* _Records for this task_
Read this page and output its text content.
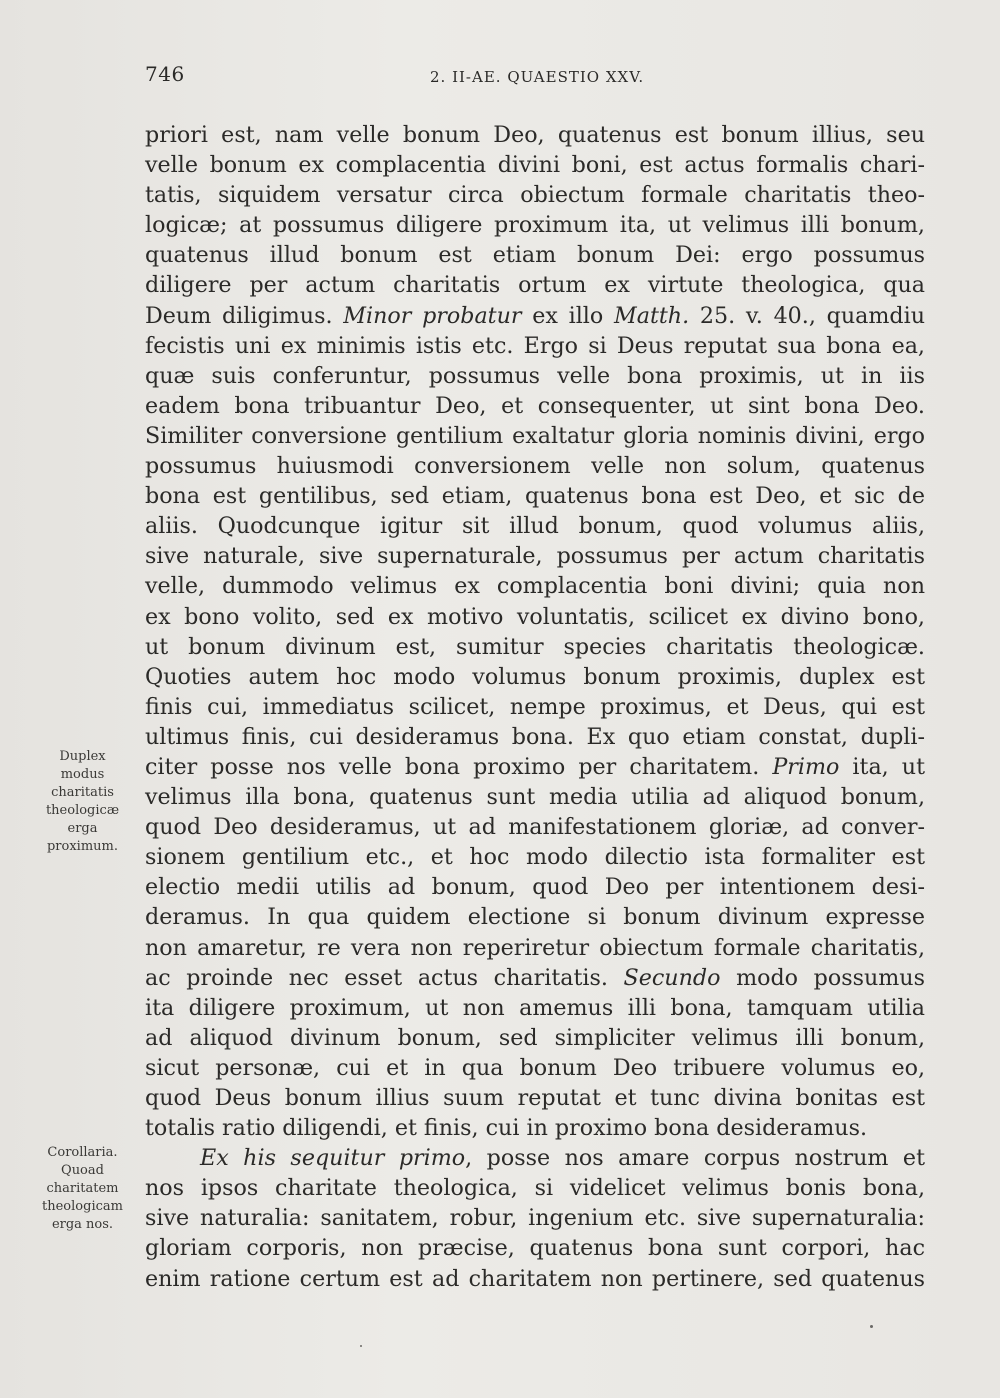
746	2. II-AE. QUAESTIO XXV.
priori est, nam velle bonum Deo, quatenus est bonum illius, seu
velle bonum ex complacentia divini boni, est actus formalis chari-
tatis, siquidem versatur circa obiectum formale charitatis theo-
logicæ; at possumus diligere proximum ita, ut velimus illi bonum,
quatenus illud bonum est etiam bonum Dei: ergo possumus
diligere per actum charitatis ortum ex virtute theologica, qua
Deum diligimus. Minor probatur ex illo Matth. 25. v. 40., quamdiu
fecistis uni ex minimis istis etc. Ergo si Deus reputat sua bona ea,
quæ suis conferuntur, possumus velle bona proximis, ut in iis
eadem bona tribuantur Deo, et consequenter, ut sint bona Deo.
Similiter conversione gentilium exaltatur gloria nominis divini, ergo
possumus huiusmodi conversionem velle non solum, quatenus
bona est gentilibus, sed etiam, quatenus bona est Deo, et sic de
aliis. Quodcunque igitur sit illud bonum, quod volumus aliis,
sive naturale, sive supernaturale, possumus per actum charitatis
velle, dummodo velimus ex complacentia boni divini; quia non
ex bono volito, sed ex motivo voluntatis, scilicet ex divino bono,
ut bonum divinum est, sumitur species charitatis theologicæ.
Quoties autem hoc modo volumus bonum proximis, duplex est
finis cui, immediatus scilicet, nempe proximus, et Deus, qui est
ultimus finis, cui desideramus bona. Ex quo etiam constat, dupli-
citer posse nos velle bona proximo per charitatem. Primo ita, ut
velimus illa bona, quatenus sunt media utilia ad aliquod bonum,
quod Deo desideramus, ut ad manifestationem gloriæ, ad conver-
sionem gentilium etc., et hoc modo dilectio ista formaliter est
electio medii utilis ad bonum, quod Deo per intentionem desi-
deramus. In qua quidem electione si bonum divinum expresse
non amaretur, re vera non reperiretur obiectum formale charitatis,
ac proinde nec esset actus charitatis. Secundo modo possumus
ita diligere proximum, ut non amemus illi bona, tamquam utilia
ad aliquod divinum bonum, sed simpliciter velimus illi bonum,
sicut personæ, cui et in qua bonum Deo tribuere volumus eo,
quod Deus bonum illius suum reputat et tunc divina bonitas est
totalis ratio diligendi, et finis, cui in proximo bona desideramus.
Ex his sequitur primo, posse nos amare corpus nostrum et
nos ipsos charitate theologica, si videlicet velimus bonis bona,
sive naturalia: sanitatem, robur, ingenium etc. sive supernaturalia:
gloriam corporis, non præcise, quatenus bona sunt corpori, hac
enim ratione certum est ad charitatem non pertinere, sed quatenus
Duplex
modus
charitatis
theologicæ
erga
proximum.
Corollaria.
Quoad
charitatem
theologicam
erga nos.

* _Aim of the exercise_
Determine how many lines of the records above contain the word "proximum", and report only that number.

* _Solution to this problem_
3